### Exercise objective
In the records below, find the line containing "Enumerate this screenshot's", then copy that line and all lines after it, exactly, omitting every picture.
··· Dataset rows ···
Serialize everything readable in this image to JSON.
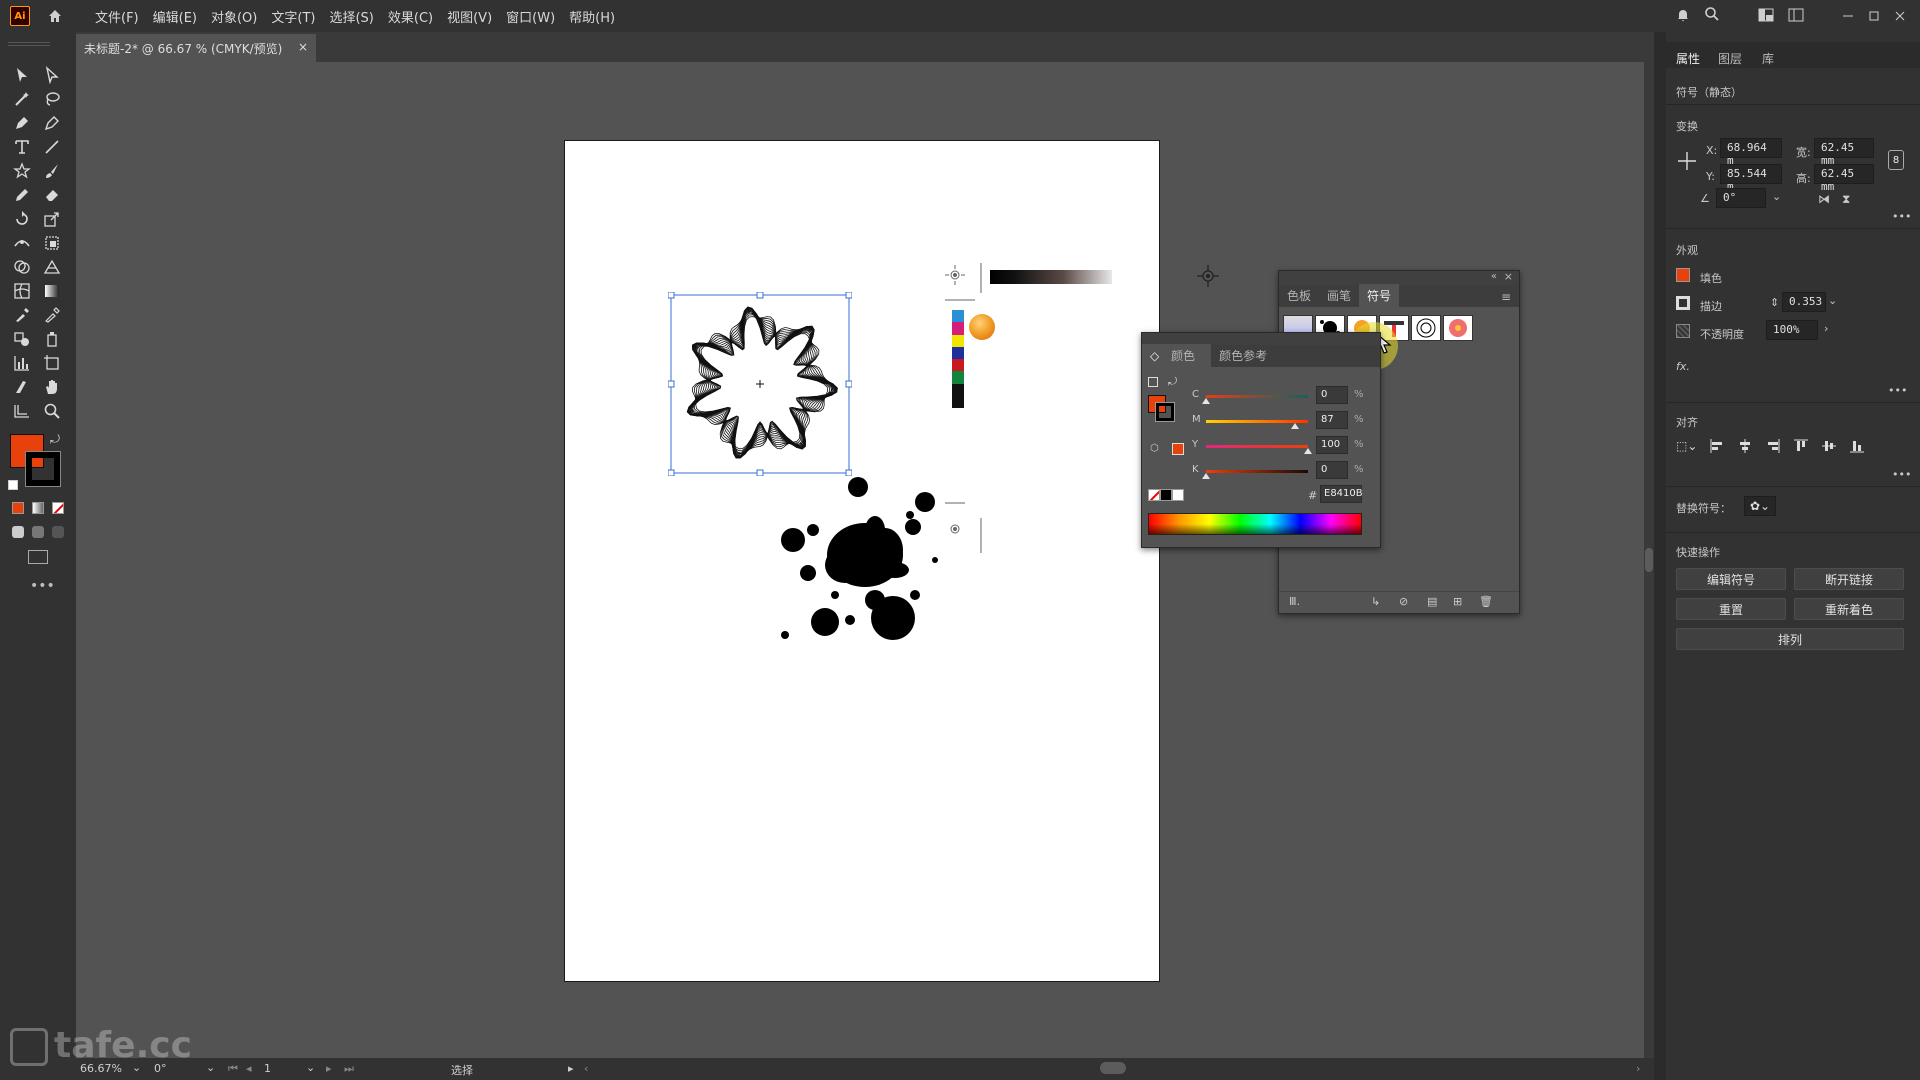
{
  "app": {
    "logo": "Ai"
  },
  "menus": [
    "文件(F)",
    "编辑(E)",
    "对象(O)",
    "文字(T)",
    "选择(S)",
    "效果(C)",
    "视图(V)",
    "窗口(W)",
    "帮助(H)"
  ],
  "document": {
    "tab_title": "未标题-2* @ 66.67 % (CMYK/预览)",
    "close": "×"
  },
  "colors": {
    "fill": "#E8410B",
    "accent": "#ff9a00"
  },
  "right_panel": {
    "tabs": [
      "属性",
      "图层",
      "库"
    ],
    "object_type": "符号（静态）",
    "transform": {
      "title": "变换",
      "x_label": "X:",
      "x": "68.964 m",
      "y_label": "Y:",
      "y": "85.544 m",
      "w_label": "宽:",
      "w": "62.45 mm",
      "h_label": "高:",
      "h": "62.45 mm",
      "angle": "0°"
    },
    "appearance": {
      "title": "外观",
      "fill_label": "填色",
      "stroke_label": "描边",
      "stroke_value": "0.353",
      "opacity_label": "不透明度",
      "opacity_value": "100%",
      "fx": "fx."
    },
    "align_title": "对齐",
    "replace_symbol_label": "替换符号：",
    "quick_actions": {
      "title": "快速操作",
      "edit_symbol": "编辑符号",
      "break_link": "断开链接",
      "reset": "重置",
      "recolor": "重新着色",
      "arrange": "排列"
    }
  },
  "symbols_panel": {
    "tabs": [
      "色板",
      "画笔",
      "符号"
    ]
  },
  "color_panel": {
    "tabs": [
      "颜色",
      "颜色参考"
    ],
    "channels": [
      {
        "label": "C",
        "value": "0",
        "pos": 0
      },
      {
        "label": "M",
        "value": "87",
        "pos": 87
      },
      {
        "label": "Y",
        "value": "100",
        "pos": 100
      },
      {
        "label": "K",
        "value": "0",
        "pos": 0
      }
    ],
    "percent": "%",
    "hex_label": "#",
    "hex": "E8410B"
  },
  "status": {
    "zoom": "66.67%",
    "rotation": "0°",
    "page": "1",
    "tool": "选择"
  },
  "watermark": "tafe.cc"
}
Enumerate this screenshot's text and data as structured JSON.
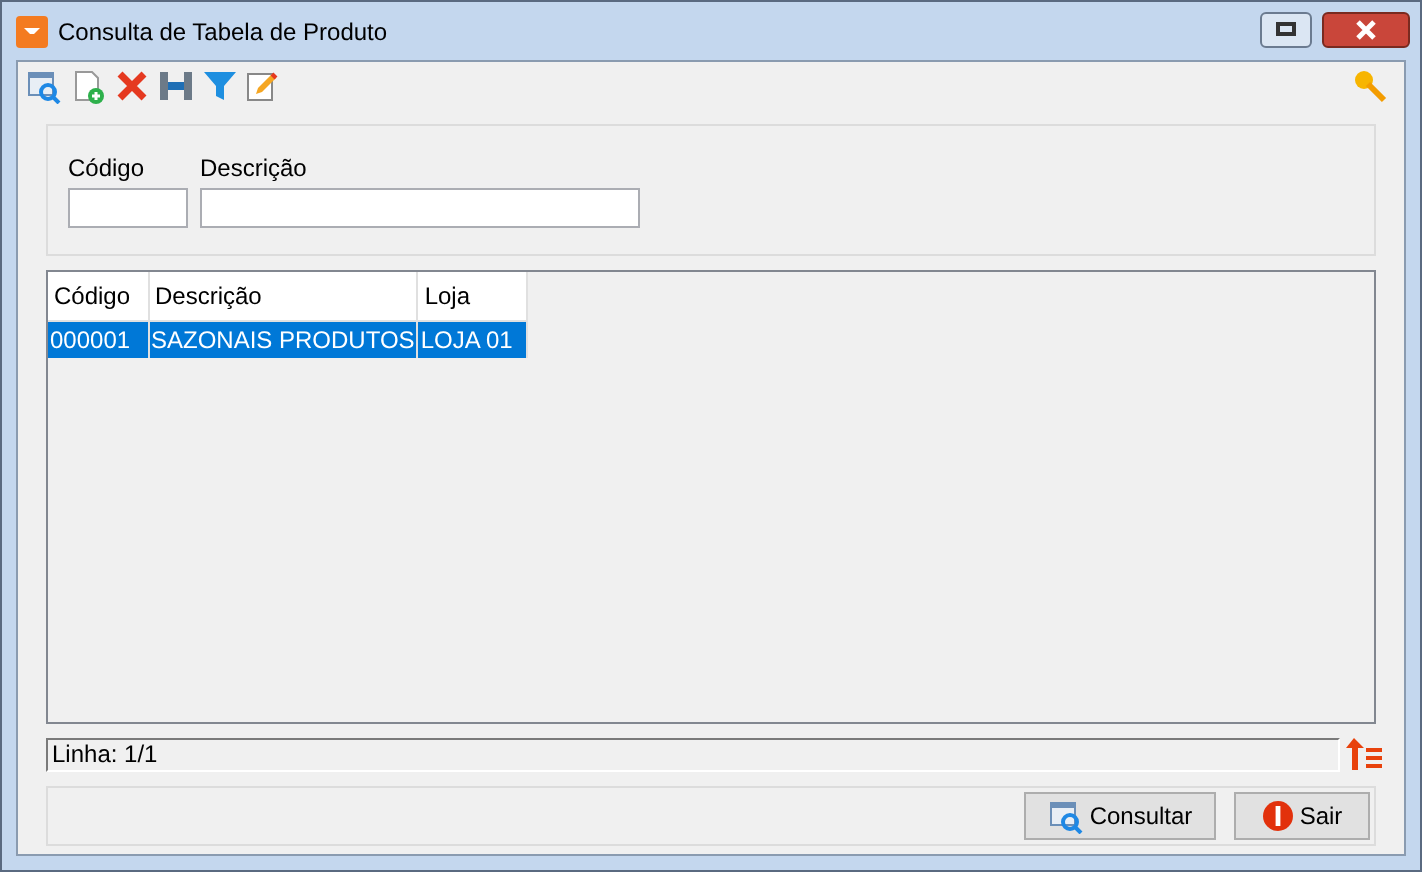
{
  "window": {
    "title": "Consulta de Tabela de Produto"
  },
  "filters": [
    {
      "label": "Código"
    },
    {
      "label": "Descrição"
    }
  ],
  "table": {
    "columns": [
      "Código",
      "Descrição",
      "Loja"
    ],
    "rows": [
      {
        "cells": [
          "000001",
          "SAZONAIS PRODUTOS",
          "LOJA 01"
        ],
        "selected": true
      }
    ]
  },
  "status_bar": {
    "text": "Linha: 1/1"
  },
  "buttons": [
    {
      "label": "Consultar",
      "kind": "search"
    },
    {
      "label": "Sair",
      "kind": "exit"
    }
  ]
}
···
### Response to this task
Enumerate this screenshot's text and data as structured JSON.
{
  "window": {
    "title": "Consulta de Tabela de Produto"
  },
  "filters": [
    {
      "label": "Código"
    },
    {
      "label": "Descrição"
    }
  ],
  "table": {
    "columns": [
      "Código",
      "Descrição",
      "Loja"
    ],
    "rows": [
      {
        "cells": [
          "000001",
          "SAZONAIS PRODUTOS",
          "LOJA 01"
        ],
        "selected": true
      }
    ]
  },
  "status_bar": {
    "text": "Linha: 1/1"
  },
  "buttons": [
    {
      "label": "Consultar",
      "kind": "search"
    },
    {
      "label": "Sair",
      "kind": "exit"
    }
  ]
}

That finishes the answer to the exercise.